::: Records to process

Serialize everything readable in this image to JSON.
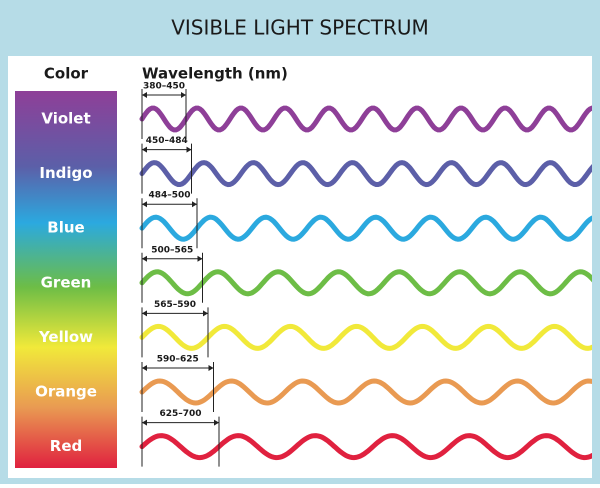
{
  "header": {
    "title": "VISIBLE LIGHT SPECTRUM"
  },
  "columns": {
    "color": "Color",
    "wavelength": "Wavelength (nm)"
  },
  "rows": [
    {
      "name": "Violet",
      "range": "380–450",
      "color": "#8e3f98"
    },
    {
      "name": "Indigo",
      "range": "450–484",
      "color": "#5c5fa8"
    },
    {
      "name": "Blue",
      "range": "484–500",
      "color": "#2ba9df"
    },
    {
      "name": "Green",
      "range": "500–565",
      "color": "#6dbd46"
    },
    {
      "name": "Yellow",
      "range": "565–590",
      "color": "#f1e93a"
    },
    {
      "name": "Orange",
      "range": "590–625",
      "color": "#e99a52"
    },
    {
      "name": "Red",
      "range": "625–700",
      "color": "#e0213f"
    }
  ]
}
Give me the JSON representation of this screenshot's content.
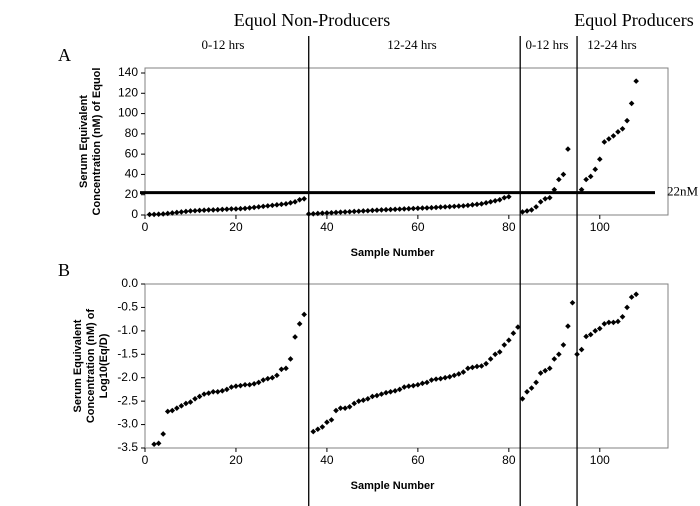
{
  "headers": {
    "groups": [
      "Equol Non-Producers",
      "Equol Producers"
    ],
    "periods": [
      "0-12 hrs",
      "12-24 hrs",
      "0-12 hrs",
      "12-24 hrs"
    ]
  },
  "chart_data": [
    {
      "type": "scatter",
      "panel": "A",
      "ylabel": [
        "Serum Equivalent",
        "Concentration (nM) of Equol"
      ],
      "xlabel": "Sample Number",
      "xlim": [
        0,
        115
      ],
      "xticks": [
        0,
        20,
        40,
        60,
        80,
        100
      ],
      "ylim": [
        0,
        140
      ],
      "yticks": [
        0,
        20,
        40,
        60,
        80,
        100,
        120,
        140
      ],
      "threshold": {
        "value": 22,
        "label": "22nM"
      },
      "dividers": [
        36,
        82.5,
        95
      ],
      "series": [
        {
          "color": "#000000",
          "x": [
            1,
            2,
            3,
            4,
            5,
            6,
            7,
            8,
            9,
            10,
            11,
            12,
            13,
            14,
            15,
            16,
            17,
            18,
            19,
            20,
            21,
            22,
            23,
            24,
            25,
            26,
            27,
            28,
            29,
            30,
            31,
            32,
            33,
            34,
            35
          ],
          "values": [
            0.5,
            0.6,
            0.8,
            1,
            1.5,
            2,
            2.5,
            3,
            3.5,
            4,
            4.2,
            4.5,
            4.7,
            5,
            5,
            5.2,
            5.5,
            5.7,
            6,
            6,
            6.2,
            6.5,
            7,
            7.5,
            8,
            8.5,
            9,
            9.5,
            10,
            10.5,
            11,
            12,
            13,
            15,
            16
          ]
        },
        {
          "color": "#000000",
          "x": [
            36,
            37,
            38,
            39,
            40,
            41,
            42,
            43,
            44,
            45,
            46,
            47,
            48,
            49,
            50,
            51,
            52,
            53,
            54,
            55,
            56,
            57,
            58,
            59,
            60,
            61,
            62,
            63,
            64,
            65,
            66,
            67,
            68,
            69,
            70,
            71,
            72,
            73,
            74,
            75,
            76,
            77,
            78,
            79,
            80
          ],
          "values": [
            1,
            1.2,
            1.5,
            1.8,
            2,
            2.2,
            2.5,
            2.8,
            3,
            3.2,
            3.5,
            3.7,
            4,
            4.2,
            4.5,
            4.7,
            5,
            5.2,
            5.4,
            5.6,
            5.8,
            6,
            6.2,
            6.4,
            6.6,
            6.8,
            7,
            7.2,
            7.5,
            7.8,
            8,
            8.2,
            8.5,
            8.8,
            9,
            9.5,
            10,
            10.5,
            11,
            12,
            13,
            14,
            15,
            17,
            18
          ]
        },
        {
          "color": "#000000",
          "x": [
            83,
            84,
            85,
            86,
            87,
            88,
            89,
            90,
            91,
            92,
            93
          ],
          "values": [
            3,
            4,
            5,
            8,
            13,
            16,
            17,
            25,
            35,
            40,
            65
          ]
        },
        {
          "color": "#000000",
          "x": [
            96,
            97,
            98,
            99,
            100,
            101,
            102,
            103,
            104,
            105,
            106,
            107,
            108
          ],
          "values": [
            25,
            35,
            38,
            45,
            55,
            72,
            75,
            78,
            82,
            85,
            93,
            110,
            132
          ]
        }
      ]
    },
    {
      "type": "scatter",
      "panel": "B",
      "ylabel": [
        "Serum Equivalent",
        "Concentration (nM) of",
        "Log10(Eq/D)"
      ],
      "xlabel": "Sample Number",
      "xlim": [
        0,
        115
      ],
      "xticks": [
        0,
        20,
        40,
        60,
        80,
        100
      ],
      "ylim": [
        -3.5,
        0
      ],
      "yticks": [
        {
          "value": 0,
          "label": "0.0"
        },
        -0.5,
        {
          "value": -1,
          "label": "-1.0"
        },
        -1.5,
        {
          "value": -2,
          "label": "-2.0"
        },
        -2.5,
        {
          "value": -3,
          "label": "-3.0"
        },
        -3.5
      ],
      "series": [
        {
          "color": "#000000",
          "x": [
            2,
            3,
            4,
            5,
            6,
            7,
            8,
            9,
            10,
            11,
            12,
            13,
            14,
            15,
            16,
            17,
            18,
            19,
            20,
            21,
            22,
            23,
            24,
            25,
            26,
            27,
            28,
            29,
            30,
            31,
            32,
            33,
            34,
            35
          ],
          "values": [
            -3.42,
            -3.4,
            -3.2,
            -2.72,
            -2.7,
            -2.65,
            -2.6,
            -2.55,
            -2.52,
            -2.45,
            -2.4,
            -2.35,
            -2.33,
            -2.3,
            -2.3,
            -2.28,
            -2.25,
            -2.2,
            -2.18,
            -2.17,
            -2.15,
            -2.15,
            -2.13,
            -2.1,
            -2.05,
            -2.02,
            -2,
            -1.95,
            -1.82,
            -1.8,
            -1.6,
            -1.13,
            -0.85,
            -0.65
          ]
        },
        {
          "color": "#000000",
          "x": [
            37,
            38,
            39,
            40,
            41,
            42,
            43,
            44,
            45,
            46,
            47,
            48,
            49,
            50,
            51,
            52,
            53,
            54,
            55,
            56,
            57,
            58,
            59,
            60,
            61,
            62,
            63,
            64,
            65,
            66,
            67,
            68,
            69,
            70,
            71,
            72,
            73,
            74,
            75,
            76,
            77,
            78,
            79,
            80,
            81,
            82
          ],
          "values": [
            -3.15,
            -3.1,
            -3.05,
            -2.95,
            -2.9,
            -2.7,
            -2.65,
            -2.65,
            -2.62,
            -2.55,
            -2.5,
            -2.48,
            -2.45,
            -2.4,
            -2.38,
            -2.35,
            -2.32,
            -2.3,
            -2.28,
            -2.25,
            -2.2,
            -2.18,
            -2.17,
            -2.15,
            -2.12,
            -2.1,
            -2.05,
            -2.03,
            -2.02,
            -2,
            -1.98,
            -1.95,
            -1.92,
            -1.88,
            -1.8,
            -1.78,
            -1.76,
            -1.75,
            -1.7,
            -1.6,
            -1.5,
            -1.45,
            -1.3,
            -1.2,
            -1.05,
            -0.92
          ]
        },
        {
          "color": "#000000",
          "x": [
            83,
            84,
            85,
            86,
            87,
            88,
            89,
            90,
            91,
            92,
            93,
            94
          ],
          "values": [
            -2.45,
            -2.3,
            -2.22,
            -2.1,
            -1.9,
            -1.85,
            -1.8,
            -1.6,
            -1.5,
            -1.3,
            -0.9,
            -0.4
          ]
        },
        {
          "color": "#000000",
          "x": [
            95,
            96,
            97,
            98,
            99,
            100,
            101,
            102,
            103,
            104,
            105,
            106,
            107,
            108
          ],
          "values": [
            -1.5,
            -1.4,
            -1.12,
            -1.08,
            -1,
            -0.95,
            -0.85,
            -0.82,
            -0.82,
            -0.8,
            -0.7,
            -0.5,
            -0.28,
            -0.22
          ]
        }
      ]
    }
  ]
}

::::::

### Your instructions:
Copy every line of the data word for word, omitting the images.

### Answer to this task:
Serialize everything readable in this image to JSON.
{
  "header": {
    "title": "VISIBLE LIGHT SPECTRUM"
  },
  "columns": {
    "color": "Color",
    "wavelength": "Wavelength (nm)"
  },
  "rows": [
    {
      "name": "Violet",
      "range": "380–450",
      "color": "#8e3f98"
    },
    {
      "name": "Indigo",
      "range": "450–484",
      "color": "#5c5fa8"
    },
    {
      "name": "Blue",
      "range": "484–500",
      "color": "#2ba9df"
    },
    {
      "name": "Green",
      "range": "500–565",
      "color": "#6dbd46"
    },
    {
      "name": "Yellow",
      "range": "565–590",
      "color": "#f1e93a"
    },
    {
      "name": "Orange",
      "range": "590–625",
      "color": "#e99a52"
    },
    {
      "name": "Red",
      "range": "625–700",
      "color": "#e0213f"
    }
  ]
}
Give me the JSON representation of this screenshot's content.
{
  "headers": {
    "groups": [
      "Equol Non-Producers",
      "Equol Producers"
    ],
    "periods": [
      "0-12 hrs",
      "12-24 hrs",
      "0-12 hrs",
      "12-24 hrs"
    ]
  },
  "chart_data": [
    {
      "type": "scatter",
      "panel": "A",
      "ylabel": [
        "Serum Equivalent",
        "Concentration (nM) of Equol"
      ],
      "xlabel": "Sample Number",
      "xlim": [
        0,
        115
      ],
      "xticks": [
        0,
        20,
        40,
        60,
        80,
        100
      ],
      "ylim": [
        0,
        140
      ],
      "yticks": [
        0,
        20,
        40,
        60,
        80,
        100,
        120,
        140
      ],
      "threshold": {
        "value": 22,
        "label": "22nM"
      },
      "dividers": [
        36,
        82.5,
        95
      ],
      "series": [
        {
          "color": "#000000",
          "x": [
            1,
            2,
            3,
            4,
            5,
            6,
            7,
            8,
            9,
            10,
            11,
            12,
            13,
            14,
            15,
            16,
            17,
            18,
            19,
            20,
            21,
            22,
            23,
            24,
            25,
            26,
            27,
            28,
            29,
            30,
            31,
            32,
            33,
            34,
            35
          ],
          "values": [
            0.5,
            0.6,
            0.8,
            1,
            1.5,
            2,
            2.5,
            3,
            3.5,
            4,
            4.2,
            4.5,
            4.7,
            5,
            5,
            5.2,
            5.5,
            5.7,
            6,
            6,
            6.2,
            6.5,
            7,
            7.5,
            8,
            8.5,
            9,
            9.5,
            10,
            10.5,
            11,
            12,
            13,
            15,
            16
          ]
        },
        {
          "color": "#000000",
          "x": [
            36,
            37,
            38,
            39,
            40,
            41,
            42,
            43,
            44,
            45,
            46,
            47,
            48,
            49,
            50,
            51,
            52,
            53,
            54,
            55,
            56,
            57,
            58,
            59,
            60,
            61,
            62,
            63,
            64,
            65,
            66,
            67,
            68,
            69,
            70,
            71,
            72,
            73,
            74,
            75,
            76,
            77,
            78,
            79,
            80
          ],
          "values": [
            1,
            1.2,
            1.5,
            1.8,
            2,
            2.2,
            2.5,
            2.8,
            3,
            3.2,
            3.5,
            3.7,
            4,
            4.2,
            4.5,
            4.7,
            5,
            5.2,
            5.4,
            5.6,
            5.8,
            6,
            6.2,
            6.4,
            6.6,
            6.8,
            7,
            7.2,
            7.5,
            7.8,
            8,
            8.2,
            8.5,
            8.8,
            9,
            9.5,
            10,
            10.5,
            11,
            12,
            13,
            14,
            15,
            17,
            18
          ]
        },
        {
          "color": "#000000",
          "x": [
            83,
            84,
            85,
            86,
            87,
            88,
            89,
            90,
            91,
            92,
            93
          ],
          "values": [
            3,
            4,
            5,
            8,
            13,
            16,
            17,
            25,
            35,
            40,
            65
          ]
        },
        {
          "color": "#000000",
          "x": [
            96,
            97,
            98,
            99,
            100,
            101,
            102,
            103,
            104,
            105,
            106,
            107,
            108
          ],
          "values": [
            25,
            35,
            38,
            45,
            55,
            72,
            75,
            78,
            82,
            85,
            93,
            110,
            132
          ]
        }
      ]
    },
    {
      "type": "scatter",
      "panel": "B",
      "ylabel": [
        "Serum Equivalent",
        "Concentration (nM) of",
        "Log10(Eq/D)"
      ],
      "xlabel": "Sample Number",
      "xlim": [
        0,
        115
      ],
      "xticks": [
        0,
        20,
        40,
        60,
        80,
        100
      ],
      "ylim": [
        -3.5,
        0
      ],
      "yticks": [
        {
          "value": 0,
          "label": "0.0"
        },
        -0.5,
        {
          "value": -1,
          "label": "-1.0"
        },
        -1.5,
        {
          "value": -2,
          "label": "-2.0"
        },
        -2.5,
        {
          "value": -3,
          "label": "-3.0"
        },
        -3.5
      ],
      "series": [
        {
          "color": "#000000",
          "x": [
            2,
            3,
            4,
            5,
            6,
            7,
            8,
            9,
            10,
            11,
            12,
            13,
            14,
            15,
            16,
            17,
            18,
            19,
            20,
            21,
            22,
            23,
            24,
            25,
            26,
            27,
            28,
            29,
            30,
            31,
            32,
            33,
            34,
            35
          ],
          "values": [
            -3.42,
            -3.4,
            -3.2,
            -2.72,
            -2.7,
            -2.65,
            -2.6,
            -2.55,
            -2.52,
            -2.45,
            -2.4,
            -2.35,
            -2.33,
            -2.3,
            -2.3,
            -2.28,
            -2.25,
            -2.2,
            -2.18,
            -2.17,
            -2.15,
            -2.15,
            -2.13,
            -2.1,
            -2.05,
            -2.02,
            -2,
            -1.95,
            -1.82,
            -1.8,
            -1.6,
            -1.13,
            -0.85,
            -0.65
          ]
        },
        {
          "color": "#000000",
          "x": [
            37,
            38,
            39,
            40,
            41,
            42,
            43,
            44,
            45,
            46,
            47,
            48,
            49,
            50,
            51,
            52,
            53,
            54,
            55,
            56,
            57,
            58,
            59,
            60,
            61,
            62,
            63,
            64,
            65,
            66,
            67,
            68,
            69,
            70,
            71,
            72,
            73,
            74,
            75,
            76,
            77,
            78,
            79,
            80,
            81,
            82
          ],
          "values": [
            -3.15,
            -3.1,
            -3.05,
            -2.95,
            -2.9,
            -2.7,
            -2.65,
            -2.65,
            -2.62,
            -2.55,
            -2.5,
            -2.48,
            -2.45,
            -2.4,
            -2.38,
            -2.35,
            -2.32,
            -2.3,
            -2.28,
            -2.25,
            -2.2,
            -2.18,
            -2.17,
            -2.15,
            -2.12,
            -2.1,
            -2.05,
            -2.03,
            -2.02,
            -2,
            -1.98,
            -1.95,
            -1.92,
            -1.88,
            -1.8,
            -1.78,
            -1.76,
            -1.75,
            -1.7,
            -1.6,
            -1.5,
            -1.45,
            -1.3,
            -1.2,
            -1.05,
            -0.92
          ]
        },
        {
          "color": "#000000",
          "x": [
            83,
            84,
            85,
            86,
            87,
            88,
            89,
            90,
            91,
            92,
            93,
            94
          ],
          "values": [
            -2.45,
            -2.3,
            -2.22,
            -2.1,
            -1.9,
            -1.85,
            -1.8,
            -1.6,
            -1.5,
            -1.3,
            -0.9,
            -0.4
          ]
        },
        {
          "color": "#000000",
          "x": [
            95,
            96,
            97,
            98,
            99,
            100,
            101,
            102,
            103,
            104,
            105,
            106,
            107,
            108
          ],
          "values": [
            -1.5,
            -1.4,
            -1.12,
            -1.08,
            -1,
            -0.95,
            -0.85,
            -0.82,
            -0.82,
            -0.8,
            -0.7,
            -0.5,
            -0.28,
            -0.22
          ]
        }
      ]
    }
  ]
}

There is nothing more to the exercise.